● Text to read:
┌────────
During the administration of President Ronald Reagan, the
United States-Israeli relationship was significantly upgraded, with
Israel becoming a strategic partner and de facto ally. A number of
bilateral arrangements solidified this special relationship. In
November 1983, the United States and Israel established a Joint
Political-Military Group to coordinate military exercises and
security planning between the two countries, as well as to position
United States military equipment in Israel for use by American
forces in the event of a crisis. In 1984 Israel and the United
States concluded the United States-Israel Free Trade Area Agreement
to provide tariff-free access to American and Israeli goods. In
1985 the two countries established a Joint Economic Development
Group to help Israel solve its economic problems; in 1986 they
created a Joint Security Assistance Group to discuss aid issues.
Also in 1986, Israel began participating in research and
development programs relating to the United States Strategic
Defense Initiative. In January 1987, the United States designated
Israel a major non-NATO ally, with status similar to that of
Australia and Japan. Two months later, Israel agreed to the
construction of a Voice of America relay transmitter on its soil to
broadcast programs to the Soviet Union. In December 1987, Israel
signed a memorandum of understanding allowing it to bid on United
States defense contracts on the same basis as NATO countries.
Finally, the two countries signed a memorandum of agreement in
April 1988 formalizing existing arrangements for mutually
beneficial United States-Israel technology transfers.
Israel has also cooperated with the United States on a number
of clandestine operations. It acted as a secret channel for United
States arms sales to Iran in 1985 and 1986, and during the same
period it cooperated with the United States in Central America.
The United States-Israeli relationship, however, has not been
free of friction. The United States expressed indignation with
Israel over an espionage operation involving Jonathan Jay Pollard,
a United States Navy employee who was sentenced to life
imprisonment for selling hundreds of vital intelligence documents
to Israel. During the affair, Israeli government and diplomatic
personnel in Washington served as Pollard's control officers.
Nevertheless, United States government agencies continued to
maintain a close relationship with Israel in sensitive areas such
as military cooperation, intelligence sharing, and joint weapons
research.
└────────
● Job A:
Return the passage on United States-Israeli relations exactly, from the words "Israel has also" to the words "in Central America.".
The records that follow are unrelated to the passage on United States-Israeli relations.

● Data supplied:
┌────────
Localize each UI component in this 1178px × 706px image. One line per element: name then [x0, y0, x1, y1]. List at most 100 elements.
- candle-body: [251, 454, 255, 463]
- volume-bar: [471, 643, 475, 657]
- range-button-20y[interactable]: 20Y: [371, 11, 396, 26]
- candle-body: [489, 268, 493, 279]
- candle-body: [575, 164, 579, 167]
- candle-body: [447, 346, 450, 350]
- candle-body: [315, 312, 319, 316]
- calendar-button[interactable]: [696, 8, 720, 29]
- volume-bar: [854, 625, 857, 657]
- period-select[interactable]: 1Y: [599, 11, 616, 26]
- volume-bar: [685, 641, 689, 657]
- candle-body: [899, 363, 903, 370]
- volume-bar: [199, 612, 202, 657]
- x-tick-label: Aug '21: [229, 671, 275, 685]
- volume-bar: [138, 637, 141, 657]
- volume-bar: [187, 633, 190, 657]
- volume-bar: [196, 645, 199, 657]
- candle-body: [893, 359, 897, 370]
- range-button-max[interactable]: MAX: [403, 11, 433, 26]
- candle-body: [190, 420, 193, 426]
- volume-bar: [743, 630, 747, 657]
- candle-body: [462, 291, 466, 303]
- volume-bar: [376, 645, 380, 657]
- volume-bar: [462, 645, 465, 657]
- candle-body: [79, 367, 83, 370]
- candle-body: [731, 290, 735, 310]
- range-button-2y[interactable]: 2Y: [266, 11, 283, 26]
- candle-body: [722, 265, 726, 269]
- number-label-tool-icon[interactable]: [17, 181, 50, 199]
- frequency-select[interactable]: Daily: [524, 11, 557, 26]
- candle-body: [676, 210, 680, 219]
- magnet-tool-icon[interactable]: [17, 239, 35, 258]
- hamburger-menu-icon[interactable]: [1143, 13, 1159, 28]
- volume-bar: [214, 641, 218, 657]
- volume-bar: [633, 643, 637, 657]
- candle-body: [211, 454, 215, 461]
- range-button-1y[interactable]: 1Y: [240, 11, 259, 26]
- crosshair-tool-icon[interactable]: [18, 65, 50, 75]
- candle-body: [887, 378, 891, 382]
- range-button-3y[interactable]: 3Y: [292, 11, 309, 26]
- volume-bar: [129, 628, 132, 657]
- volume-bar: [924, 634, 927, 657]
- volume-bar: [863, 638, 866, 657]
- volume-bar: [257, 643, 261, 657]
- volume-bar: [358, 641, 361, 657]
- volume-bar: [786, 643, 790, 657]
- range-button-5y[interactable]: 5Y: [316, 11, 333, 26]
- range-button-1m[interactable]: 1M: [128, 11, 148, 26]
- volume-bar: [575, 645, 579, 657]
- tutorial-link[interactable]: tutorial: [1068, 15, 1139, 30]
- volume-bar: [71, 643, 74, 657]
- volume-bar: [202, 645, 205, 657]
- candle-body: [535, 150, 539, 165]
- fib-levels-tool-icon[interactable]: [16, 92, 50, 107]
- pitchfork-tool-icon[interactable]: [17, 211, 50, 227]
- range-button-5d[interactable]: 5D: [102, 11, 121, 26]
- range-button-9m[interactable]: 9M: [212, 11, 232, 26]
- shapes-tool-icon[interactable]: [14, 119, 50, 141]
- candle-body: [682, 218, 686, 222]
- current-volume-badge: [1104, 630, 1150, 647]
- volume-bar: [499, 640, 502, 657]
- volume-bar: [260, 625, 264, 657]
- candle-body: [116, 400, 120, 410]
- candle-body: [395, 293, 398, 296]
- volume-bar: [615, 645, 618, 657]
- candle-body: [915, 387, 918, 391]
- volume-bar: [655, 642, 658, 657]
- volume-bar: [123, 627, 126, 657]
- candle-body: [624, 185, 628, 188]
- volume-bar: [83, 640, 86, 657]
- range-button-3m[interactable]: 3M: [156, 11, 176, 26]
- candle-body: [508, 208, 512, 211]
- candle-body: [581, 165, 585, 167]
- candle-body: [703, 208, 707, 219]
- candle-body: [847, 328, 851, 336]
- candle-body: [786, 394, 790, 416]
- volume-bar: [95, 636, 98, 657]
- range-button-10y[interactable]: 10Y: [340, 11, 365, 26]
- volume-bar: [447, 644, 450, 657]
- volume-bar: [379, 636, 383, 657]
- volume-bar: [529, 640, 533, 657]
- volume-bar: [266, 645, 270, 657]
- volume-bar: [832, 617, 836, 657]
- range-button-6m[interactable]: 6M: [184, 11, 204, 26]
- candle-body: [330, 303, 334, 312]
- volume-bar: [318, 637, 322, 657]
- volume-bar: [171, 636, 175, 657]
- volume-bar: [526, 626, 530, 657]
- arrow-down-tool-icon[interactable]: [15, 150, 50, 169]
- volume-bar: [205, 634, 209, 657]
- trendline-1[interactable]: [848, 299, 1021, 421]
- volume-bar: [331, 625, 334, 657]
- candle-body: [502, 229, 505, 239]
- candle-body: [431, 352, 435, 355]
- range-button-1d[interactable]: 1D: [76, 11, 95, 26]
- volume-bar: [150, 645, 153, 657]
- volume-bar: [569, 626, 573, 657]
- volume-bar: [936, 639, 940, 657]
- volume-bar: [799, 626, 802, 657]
└────────
● Job B:
Rewrite the records from their first line to the line with "- volume-bar: [138, 637, 141, 657]", replacing "candle-body" with "price-candle" and leaving everything else unchanged. Give only those lines.

● Reply A:
Israel has also cooperated with the United States on a number
of clandestine operations. It acted as a secret channel for United
States arms sales to Iran in 1985 and 1986, and during the same
period it cooperated with the United States in Central America.

● Reply B:
Localize each UI component in this 1178px × 706px image. One line per element: name then [x0, y0, x1, y1]. List at most 100 elements.
- price-candle: [251, 454, 255, 463]
- volume-bar: [471, 643, 475, 657]
- range-button-20y[interactable]: 20Y: [371, 11, 396, 26]
- price-candle: [489, 268, 493, 279]
- price-candle: [575, 164, 579, 167]
- price-candle: [447, 346, 450, 350]
- price-candle: [315, 312, 319, 316]
- calendar-button[interactable]: [696, 8, 720, 29]
- volume-bar: [854, 625, 857, 657]
- period-select[interactable]: 1Y: [599, 11, 616, 26]
- volume-bar: [685, 641, 689, 657]
- price-candle: [899, 363, 903, 370]
- volume-bar: [199, 612, 202, 657]
- x-tick-label: Aug '21: [229, 671, 275, 685]
- volume-bar: [138, 637, 141, 657]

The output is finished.